Copy nothing but the text: repeat each entry exactly and drop the images.

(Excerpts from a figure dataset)
━━━━━━
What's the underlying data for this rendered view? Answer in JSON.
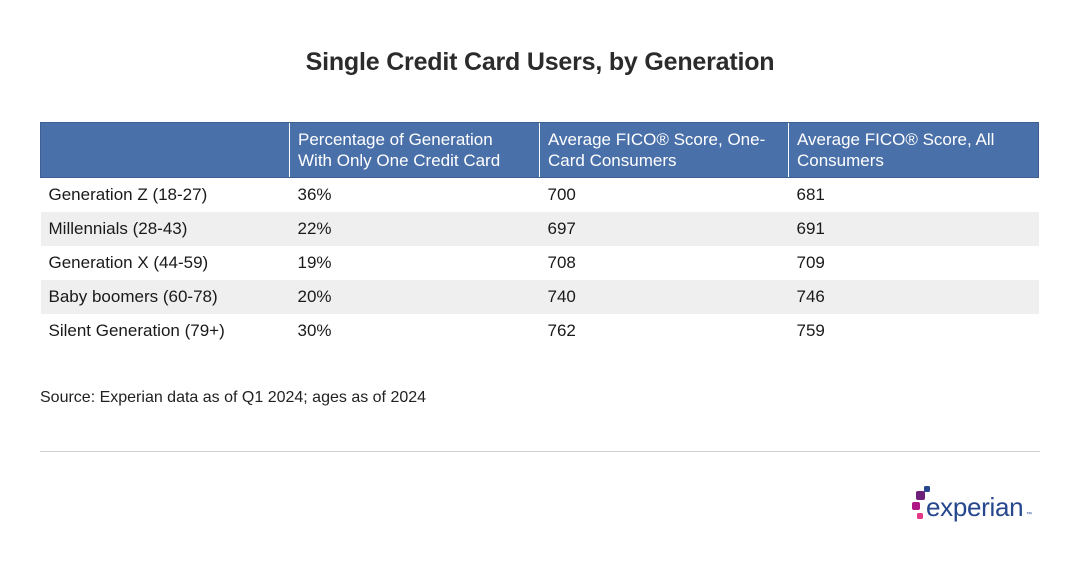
{
  "title": "Single Credit Card Users, by Generation",
  "chart_data": {
    "type": "table",
    "title": "Single Credit Card Users, by Generation",
    "columns": [
      "",
      "Percentage of Generation With Only One Credit Card",
      "Average FICO® Score, One-Card Consumers",
      "Average FICO® Score, All Consumers"
    ],
    "rows": [
      [
        "Generation Z (18-27)",
        "36%",
        "700",
        "681"
      ],
      [
        "Millennials (28-43)",
        "22%",
        "697",
        "691"
      ],
      [
        "Generation X (44-59)",
        "19%",
        "708",
        "709"
      ],
      [
        "Baby boomers (60-78)",
        "20%",
        "740",
        "746"
      ],
      [
        "Silent Generation (79+)",
        "30%",
        "762",
        "759"
      ]
    ]
  },
  "source": "Source: Experian data as of Q1 2024; ages as of 2024",
  "logo": {
    "text": "experian",
    "trademark": "™",
    "icon": "experian-dots-icon",
    "colors": {
      "text": "#26478d",
      "navy": "#26478d",
      "purple": "#6d2077",
      "magenta": "#af1685",
      "pink": "#e63888"
    }
  },
  "colors": {
    "header_bg": "#4a70aa",
    "header_text": "#ffffff",
    "stripe_bg": "#efefef",
    "divider": "#cfcfcf"
  }
}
━━━━━━
* _Output below_:
What's the underlying data for this rendered view? Answer in JSON.
{
  "title": "Single Credit Card Users, by Generation",
  "chart_data": {
    "type": "table",
    "title": "Single Credit Card Users, by Generation",
    "columns": [
      "",
      "Percentage of Generation With Only One Credit Card",
      "Average FICO® Score, One-Card Consumers",
      "Average FICO® Score, All Consumers"
    ],
    "rows": [
      [
        "Generation Z (18-27)",
        "36%",
        "700",
        "681"
      ],
      [
        "Millennials (28-43)",
        "22%",
        "697",
        "691"
      ],
      [
        "Generation X (44-59)",
        "19%",
        "708",
        "709"
      ],
      [
        "Baby boomers (60-78)",
        "20%",
        "740",
        "746"
      ],
      [
        "Silent Generation (79+)",
        "30%",
        "762",
        "759"
      ]
    ]
  },
  "source": "Source: Experian data as of Q1 2024; ages as of 2024",
  "logo": {
    "text": "experian",
    "trademark": "™",
    "icon": "experian-dots-icon",
    "colors": {
      "text": "#26478d",
      "navy": "#26478d",
      "purple": "#6d2077",
      "magenta": "#af1685",
      "pink": "#e63888"
    }
  },
  "colors": {
    "header_bg": "#4a70aa",
    "header_text": "#ffffff",
    "stripe_bg": "#efefef",
    "divider": "#cfcfcf"
  }
}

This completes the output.